(TEXT)
------------------------------------------------------------------------

João Alves

April 19, 2021

Internal Platforms

During the early 2010s, I was in college, and everyone in Hackernews was talking about two technologies: Ruby-on-Rails (RoR) and Heroku. I was lucky enough to have forward-thinking Professors. In most practical assignments, they didn't put constraints on languages or frameworks we could use. That allowed us to explore git, RoR, use Trello and Asana for project management, and much more.

In one of these assignments, I discovered Heroku. It felt magic! I could just type git push origin heroku, and bam, there it was! My website was live, and I could even spin up a database to store any data I needed. Before, I played with setting up a deployment system using NginX, Passenger, Capistrano, etc. Heroku's simplicity and serverless — yes, it is serverless! — paradigm made me realize the true power of platforms. All the hours setting up a server, installing and configuring reverse proxies, were now gone. That allowed me to focus on what I really cared about: writing my goddamn application and make sure it was ready to receive traffic and handle users' requests. 

The cloud, microservices, and DevOps

The cloud was also exploding, and Amazon Web Services (AWS) took a big lead. Every year, at Re:Invent, they were adding more, better, faster, and cheaper services. That was also a significant change to sysadmins. Some of them were already using configuration management services such as Chef. However, the cloud made it possible to go one step forward: treating (compute) infrastructure as cattle, not pets. Simultaneously, the DevOps movement was getting traction. The barriers between sysadmins and developers got more and more diffuse. Together with the rise of service-oriented architectures, it pushed developers to set up their caches, databases, message queues, and so forth.

DevOps practices, paired with a vast cloud world, created tons of new challenges for infrastructure engineers. These folks soon realized that things started to derail if they didn't use an Infrastructure as Code (IaC) approach.
Sometimes, team A would set up all its databases in a single availability zone, or team B would forget to tick the backups box. What started as empowerment quickly led to drifts in how teams were doing things, specifically at big companies. Atop, as services offered by AWS exploded, they also came with lots of cognitive-load that crews needed to cope with. It became clear that companies needed to standardize some of their infrastructure practices at scale.

The first attempt: shared modules

If we can define infrastructure as code, why can't we leverage software-alike structures for managing it at scale? That's what many companies did! CloudFormation templates, Terraform modules, and more. That eliminated drift in how different teams set up databases. Furthermore, it enabled sensible defaults across cloud resources. If we wanted to use a newer generation of EC2 instances, it was a matter of opening a Pull Request to our modules repository, and new services and deployments would use it right away.

Not all changes were easy, though. If we wanted to add or remove tags, IAM roles, or leverage a new type of instance in all the current services, it was challenging. It required intervention from each team, reviewing the changes in the upstream module and making sure it wouldn't break anything in their infrastructure. Now, multiply this effort for 30 teams that maintain 50 services. It piles up fast!

Another nightmare for engineering teams is migrations. Everyone loves them, right? When we debate moving from system A to system B, I can sense eyes rolling from engineers to CEOs. Migrations don't deliver value; they're not sexy, and they are often a Sisyphean task to accomplish. Imagine that you had to migrate from Datadog to Prometheus/Grafana. You can start imagining all those modules you have as code: metrics sending, instance tagging, dashboards as code, etc., need to be replaced. Again, you can multiply it by the number of teams, services, pieces of infrastructure, and the like.

------------------------------------------------------------------------

(DATASET EXTRACT)
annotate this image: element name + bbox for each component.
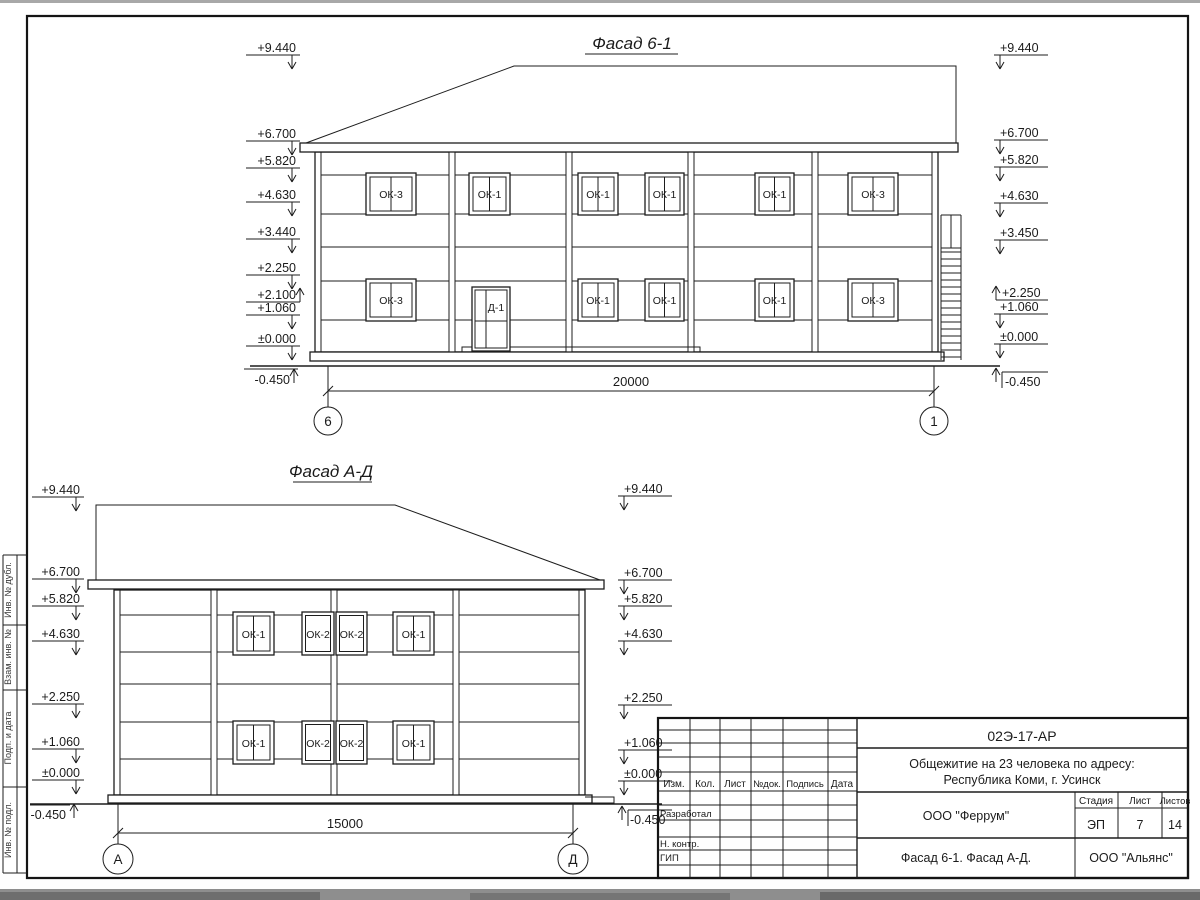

------------------------------------------------------------------------

(PROMPT) Write out the stretch of the internal platforms post from "The first attempt: shared" through "it right away.", swapping "Pull Request" for "Merge Request".

(FINAL RESULT)
The first attempt: shared modules

If we can define infrastructure as code, why can't we leverage software-alike structures for managing it at scale? That's what many companies did! CloudFormation templates, Terraform modules, and more. That eliminated drift in how different teams set up databases. Furthermore, it enabled sensible defaults across cloud resources. If we wanted to use a newer generation of EC2 instances, it was a matter of opening a Merge Request to our modules repository, and new services and deployments would use it right away.